** Your goal **
Copy every record below exactly.

** Records shown **
------------------------------
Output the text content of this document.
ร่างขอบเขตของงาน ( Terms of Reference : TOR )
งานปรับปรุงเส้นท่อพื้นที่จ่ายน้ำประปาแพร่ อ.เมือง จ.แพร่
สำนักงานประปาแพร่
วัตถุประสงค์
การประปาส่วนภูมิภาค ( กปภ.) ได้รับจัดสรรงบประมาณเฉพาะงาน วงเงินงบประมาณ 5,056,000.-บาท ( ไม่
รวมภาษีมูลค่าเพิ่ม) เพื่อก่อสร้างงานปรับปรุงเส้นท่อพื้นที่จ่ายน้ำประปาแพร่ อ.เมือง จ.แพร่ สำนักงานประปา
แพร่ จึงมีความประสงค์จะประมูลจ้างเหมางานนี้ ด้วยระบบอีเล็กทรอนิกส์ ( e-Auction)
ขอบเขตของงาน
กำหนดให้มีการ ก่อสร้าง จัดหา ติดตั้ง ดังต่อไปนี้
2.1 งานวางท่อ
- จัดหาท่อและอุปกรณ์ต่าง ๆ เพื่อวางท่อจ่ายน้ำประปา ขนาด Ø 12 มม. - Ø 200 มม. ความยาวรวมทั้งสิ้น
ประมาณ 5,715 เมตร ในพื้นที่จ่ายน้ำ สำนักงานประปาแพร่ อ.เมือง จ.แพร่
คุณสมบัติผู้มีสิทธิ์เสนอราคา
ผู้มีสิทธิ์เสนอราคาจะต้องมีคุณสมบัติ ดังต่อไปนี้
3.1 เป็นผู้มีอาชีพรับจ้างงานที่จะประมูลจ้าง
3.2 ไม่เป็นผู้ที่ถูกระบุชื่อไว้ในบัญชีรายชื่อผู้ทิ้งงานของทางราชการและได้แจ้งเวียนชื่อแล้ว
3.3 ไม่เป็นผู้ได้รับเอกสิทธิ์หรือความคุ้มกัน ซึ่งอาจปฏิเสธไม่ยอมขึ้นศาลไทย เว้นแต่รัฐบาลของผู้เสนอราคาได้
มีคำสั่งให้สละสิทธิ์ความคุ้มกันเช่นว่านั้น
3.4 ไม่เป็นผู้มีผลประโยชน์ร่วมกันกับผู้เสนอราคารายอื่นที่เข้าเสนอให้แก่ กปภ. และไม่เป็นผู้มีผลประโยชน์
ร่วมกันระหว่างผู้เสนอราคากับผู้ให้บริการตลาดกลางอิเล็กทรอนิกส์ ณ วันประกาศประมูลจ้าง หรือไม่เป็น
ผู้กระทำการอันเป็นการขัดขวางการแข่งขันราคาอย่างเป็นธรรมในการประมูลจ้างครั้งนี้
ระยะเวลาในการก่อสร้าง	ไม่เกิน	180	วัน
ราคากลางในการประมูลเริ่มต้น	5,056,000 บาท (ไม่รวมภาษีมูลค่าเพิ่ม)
------------------------------
** Exercise output **
Output the text content of this document.
ร่างขอบเขตของงาน ( Terms of Reference : TOR )
งานปรับปรุงเส้นท่อพื้นที่จ่ายน้ำประปาแพร่ อ.เมือง จ.แพร่
สำนักงานประปาแพร่
วัตถุประสงค์
การประปาส่วนภูมิภาค ( กปภ.) ได้รับจัดสรรงบประมาณเฉพาะงาน วงเงินงบประมาณ 5,056,000.-บาท ( ไม่
รวมภาษีมูลค่าเพิ่ม) เพื่อก่อสร้างงานปรับปรุงเส้นท่อพื้นที่จ่ายน้ำประปาแพร่ อ.เมือง จ.แพร่ สำนักงานประปา
แพร่ จึงมีความประสงค์จะประมูลจ้างเหมางานนี้ ด้วยระบบอีเล็กทรอนิกส์ ( e-Auction)
ขอบเขตของงาน
กำหนดให้มีการ ก่อสร้าง จัดหา ติดตั้ง ดังต่อไปนี้
2.1 งานวางท่อ
- จัดหาท่อและอุปกรณ์ต่าง ๆ เพื่อวางท่อจ่ายน้ำประปา ขนาด Ø 12 มม. - Ø 200 มม. ความยาวรวมทั้งสิ้น
ประมาณ 5,715 เมตร ในพื้นที่จ่ายน้ำ สำนักงานประปาแพร่ อ.เมือง จ.แพร่
คุณสมบัติผู้มีสิทธิ์เสนอราคา
ผู้มีสิทธิ์เสนอราคาจะต้องมีคุณสมบัติ ดังต่อไปนี้
3.1 เป็นผู้มีอาชีพรับจ้างงานที่จะประมูลจ้าง
3.2 ไม่เป็นผู้ที่ถูกระบุชื่อไว้ในบัญชีรายชื่อผู้ทิ้งงานของทางราชการและได้แจ้งเวียนชื่อแล้ว
3.3 ไม่เป็นผู้ได้รับเอกสิทธิ์หรือความคุ้มกัน ซึ่งอาจปฏิเสธไม่ยอมขึ้นศาลไทย เว้นแต่รัฐบาลของผู้เสนอราคาได้
มีคำสั่งให้สละสิทธิ์ความคุ้มกันเช่นว่านั้น
3.4 ไม่เป็นผู้มีผลประโยชน์ร่วมกันกับผู้เสนอราคารายอื่นที่เข้าเสนอให้แก่ กปภ. และไม่เป็นผู้มีผลประโยชน์
ร่วมกันระหว่างผู้เสนอราคากับผู้ให้บริการตลาดกลางอิเล็กทรอนิกส์ ณ วันประกาศประมูลจ้าง หรือไม่เป็น
ผู้กระทำการอันเป็นการขัดขวางการแข่งขันราคาอย่างเป็นธรรมในการประมูลจ้างครั้งนี้
ระยะเวลาในการก่อสร้าง	ไม่เกิน	180	วัน
ราคากลางในการประมูลเริ่มต้น	5,056,000 บาท (ไม่รวมภาษีมูลค่าเพิ่ม)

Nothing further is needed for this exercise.